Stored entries
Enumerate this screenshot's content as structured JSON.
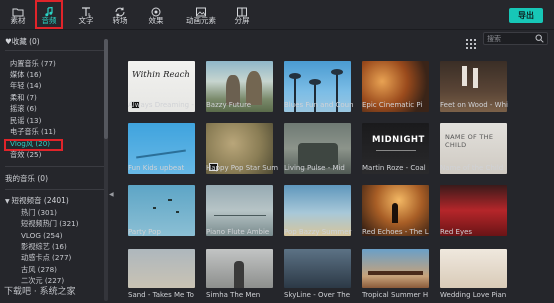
{
  "toolbar": {
    "tabs": [
      {
        "label": "素材",
        "icon": "folder-icon"
      },
      {
        "label": "音频",
        "icon": "music-note-icon"
      },
      {
        "label": "文字",
        "icon": "text-icon"
      },
      {
        "label": "转场",
        "icon": "transition-icon"
      },
      {
        "label": "效果",
        "icon": "effects-icon"
      },
      {
        "label": "动画元素",
        "icon": "elements-icon"
      },
      {
        "label": "分屏",
        "icon": "split-screen-icon"
      }
    ],
    "export_label": "导出"
  },
  "sidebar": {
    "favorites": "♥收藏 (0)",
    "items": [
      {
        "label": "内置音乐 (77)"
      },
      {
        "label": "媒体 (16)"
      },
      {
        "label": "年轻 (14)"
      },
      {
        "label": "柔和 (7)"
      },
      {
        "label": "摇滚 (6)"
      },
      {
        "label": "民谣 (13)"
      },
      {
        "label": "电子音乐 (11)"
      },
      {
        "label": "Vlog风 (20)"
      },
      {
        "label": "音效 (25)"
      }
    ],
    "my_music": "我的音乐 (0)",
    "short_video": "短视频音 (2401)",
    "sub_items": [
      {
        "label": "热门 (301)"
      },
      {
        "label": "短视频热门 (321)"
      },
      {
        "label": "VLOG (254)"
      },
      {
        "label": "影视综艺 (16)"
      },
      {
        "label": "动感卡点 (277)"
      },
      {
        "label": "古风 (278)"
      },
      {
        "label": "二次元 (227)"
      }
    ],
    "watermark": "下载吧 · 系统之家"
  },
  "search": {
    "placeholder": "搜索"
  },
  "tracks": [
    {
      "title": "Always Dreaming -"
    },
    {
      "title": "Bazzy Future"
    },
    {
      "title": "Blues Fun and Coun"
    },
    {
      "title": "Epic Cinematic Pi"
    },
    {
      "title": "Feet on Wood - Whi"
    },
    {
      "title": "Fun Kids upbeat"
    },
    {
      "title": "Happy Pop Star Sum"
    },
    {
      "title": "Living Pulse - Mid"
    },
    {
      "title": "Martin Roze - Coal"
    },
    {
      "title": "Name of the Child"
    },
    {
      "title": "Party Pop"
    },
    {
      "title": "Piano Flute Ambie"
    },
    {
      "title": "Pop Bazzy Summer"
    },
    {
      "title": "Red Echoes - The L"
    },
    {
      "title": "Red Eyes"
    },
    {
      "title": "Sand - Takes Me To"
    },
    {
      "title": "Simha The Men"
    },
    {
      "title": "SkyLine - Over The"
    },
    {
      "title": "Tropical Summer H"
    },
    {
      "title": "Wedding Love Pian"
    }
  ],
  "thumb_text": {
    "within_reach": "Within Reach",
    "midnight": "MIDNIGHT",
    "name_child": "NAME OF THE CHILD"
  },
  "colors": {
    "accent": "#17c7b7",
    "highlight": "#e0242a",
    "selected_text": "#2bd3c5"
  }
}
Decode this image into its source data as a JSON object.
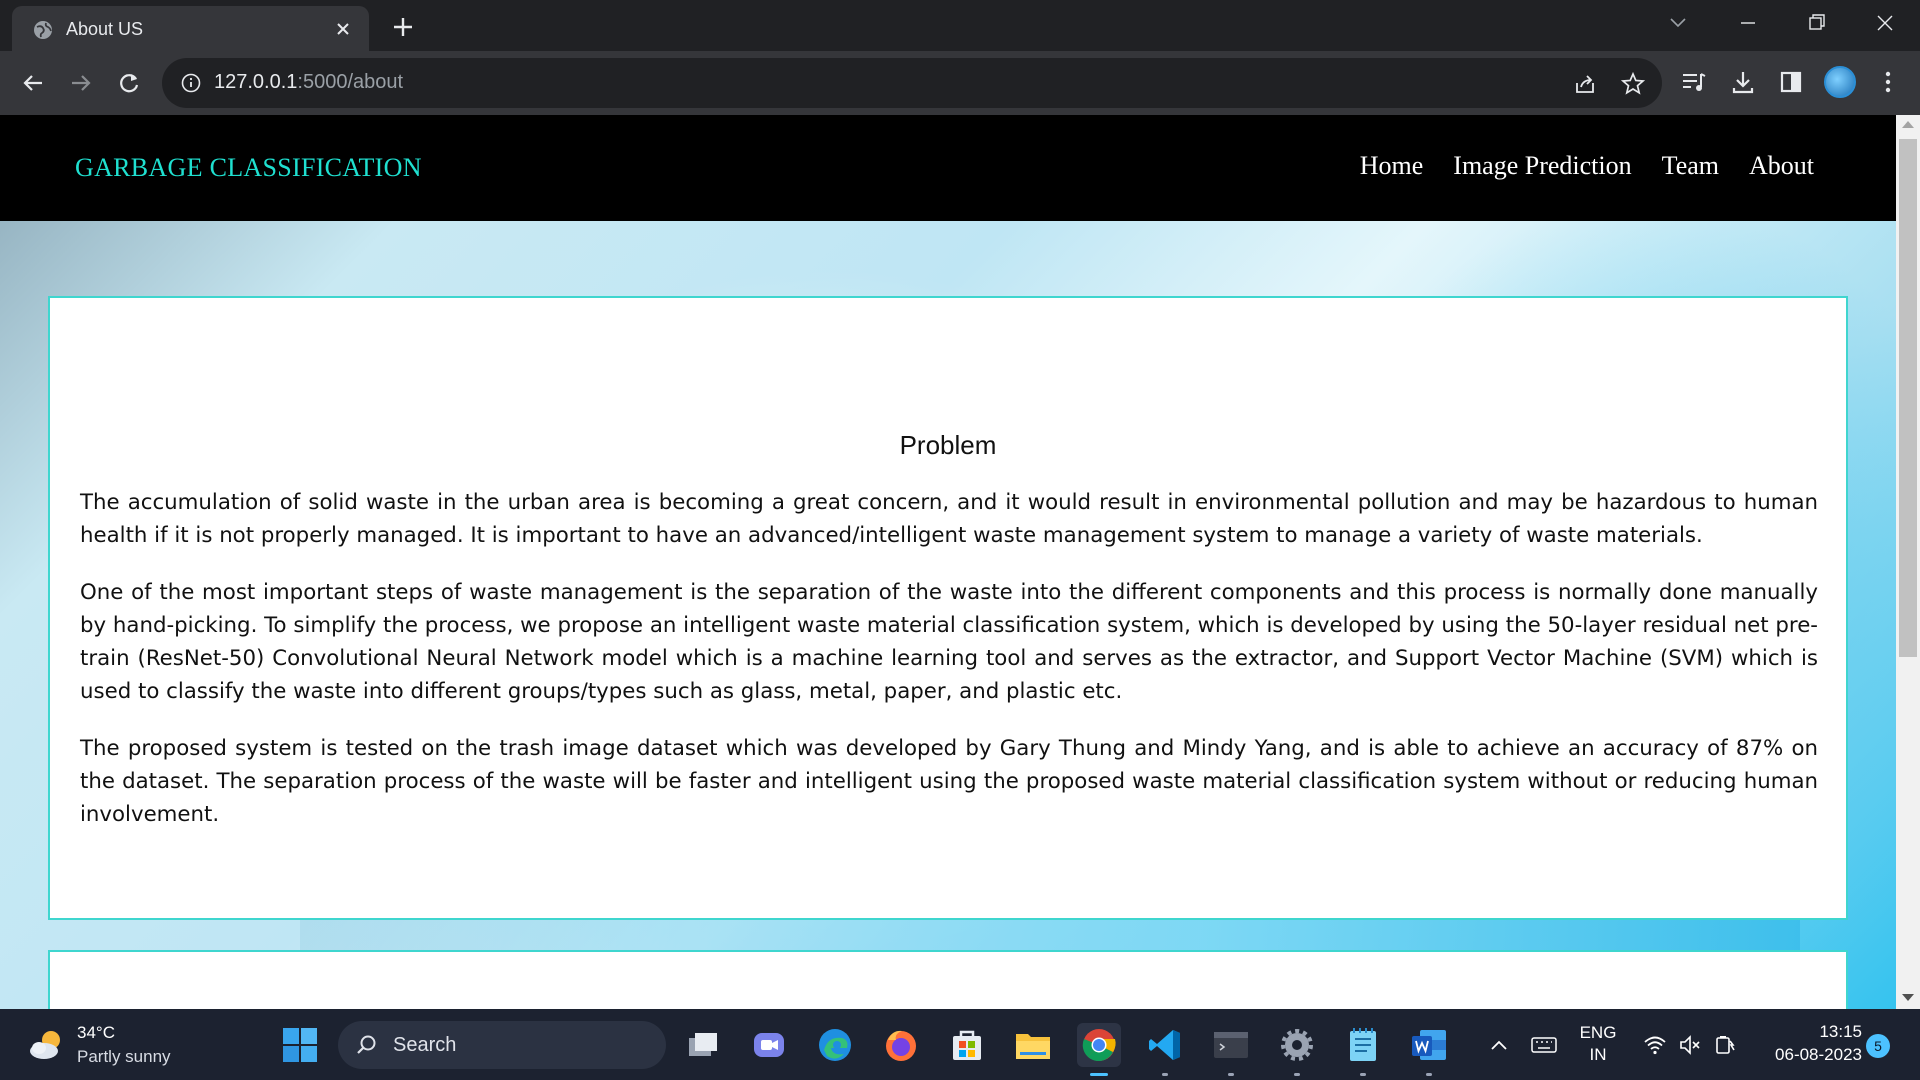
{
  "browser": {
    "tab_title": "About US",
    "url_host": "127.0.0.1",
    "url_path": ":5000/about"
  },
  "site": {
    "brand": "GARBAGE CLASSIFICATION",
    "nav": [
      "Home",
      "Image Prediction",
      "Team",
      "About"
    ]
  },
  "article": {
    "heading": "Problem",
    "paragraphs": [
      "The accumulation of solid waste in the urban area is becoming a great concern, and it would result in environmental pollution and may be hazardous to human health if it is not properly managed. It is important to have an advanced/intelligent waste management system to manage a variety of waste materials.",
      "One of the most important steps of waste management is the separation of the waste into the different components and this process is normally done manually by hand-picking. To simplify the process, we propose an intelligent waste material classification system, which is developed by using the 50-layer residual net pre-train (ResNet-50) Convolutional Neural Network model which is a machine learning tool and serves as the extractor, and Support Vector Machine (SVM) which is used to classify the waste into different groups/types such as glass, metal, paper, and plastic etc.",
      "The proposed system is tested on the trash image dataset which was developed by Gary Thung and Mindy Yang, and is able to achieve an accuracy of 87% on the dataset. The separation process of the waste will be faster and intelligent using the proposed waste material classification system without or reducing human involvement."
    ]
  },
  "taskbar": {
    "weather_temp": "34°C",
    "weather_desc": "Partly sunny",
    "search_label": "Search",
    "lang_line1": "ENG",
    "lang_line2": "IN",
    "time": "13:15",
    "date": "06-08-2023",
    "notification_count": "5"
  },
  "colors": {
    "brand": "#1fe0d0",
    "card_border": "#3fd6cf",
    "nav_bg": "#000000"
  }
}
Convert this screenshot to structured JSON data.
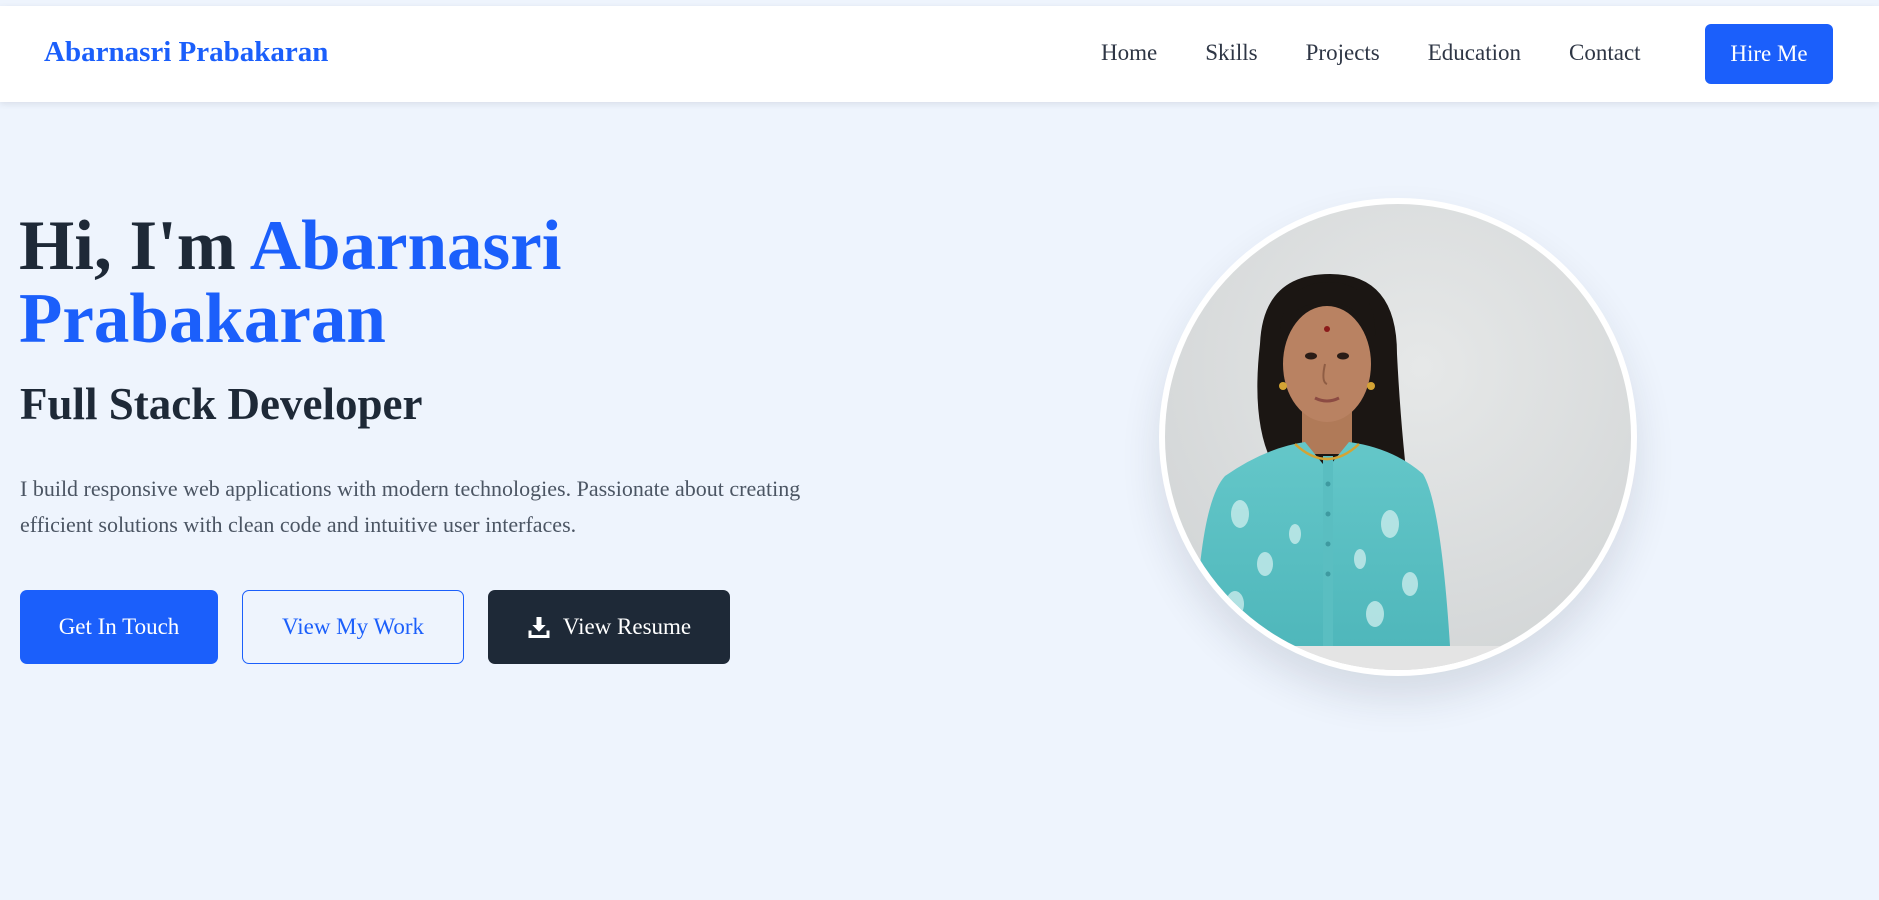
{
  "header": {
    "brand": "Abarnasri Prabakaran",
    "nav": [
      "Home",
      "Skills",
      "Projects",
      "Education",
      "Contact"
    ],
    "cta_label": "Hire Me"
  },
  "hero": {
    "greeting": "Hi, I'm",
    "name_first": "Abarnasri",
    "name_last": "Prabakaran",
    "role": "Full Stack Developer",
    "description": "I build responsive web applications with modern technologies. Passionate about creating efficient solutions with clean code and intuitive user interfaces.",
    "buttons": {
      "contact": "Get In Touch",
      "work": "View My Work",
      "resume": "View Resume"
    },
    "resume_icon": "download-icon",
    "photo_icon": "profile-photo"
  },
  "colors": {
    "accent": "#1b5ffb",
    "dark": "#1e2937",
    "page_background": "#eef4fd",
    "body_text": "#4b5563"
  }
}
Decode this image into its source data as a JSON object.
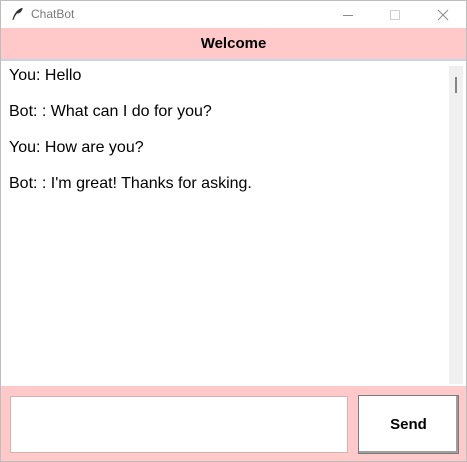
{
  "window": {
    "title": "ChatBot",
    "icon": "feather-icon"
  },
  "header": {
    "title": "Welcome"
  },
  "chat": {
    "messages": [
      "You: Hello",
      "Bot: : What can I do for you?",
      "You: How are you?",
      "Bot: : I'm great! Thanks for asking."
    ]
  },
  "input": {
    "value": "",
    "placeholder": ""
  },
  "send_button": {
    "label": "Send"
  },
  "colors": {
    "accent": "#ffc9c9",
    "background": "#ffffff"
  }
}
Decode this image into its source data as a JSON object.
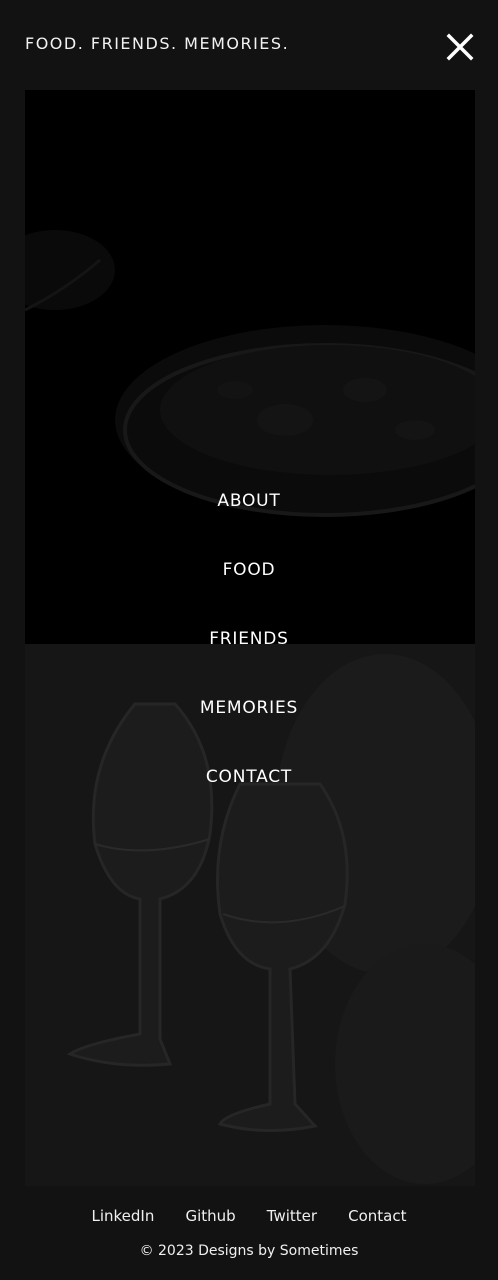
{
  "header": {
    "brand": "FOOD. FRIENDS. MEMORIES.",
    "close_icon": "close-icon"
  },
  "menu": {
    "items": [
      {
        "label": "ABOUT"
      },
      {
        "label": "FOOD"
      },
      {
        "label": "FRIENDS"
      },
      {
        "label": "MEMORIES"
      },
      {
        "label": "CONTACT"
      }
    ]
  },
  "footer": {
    "links": [
      {
        "label": "LinkedIn"
      },
      {
        "label": "Github"
      },
      {
        "label": "Twitter"
      },
      {
        "label": "Contact"
      }
    ],
    "copyright": "© 2023 Designs by Sometimes"
  },
  "colors": {
    "background": "#121212",
    "text": "#ffffff",
    "hero_top": "#000000",
    "hero_bottom": "#161616"
  }
}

* _Do this_:
Scan the material above for the string "Abarnasri" and report each line where you find it.

* _Answer to this task_:
    "brand": "Abarnasri Prabakaran",
    "name_first": "Abarnasri",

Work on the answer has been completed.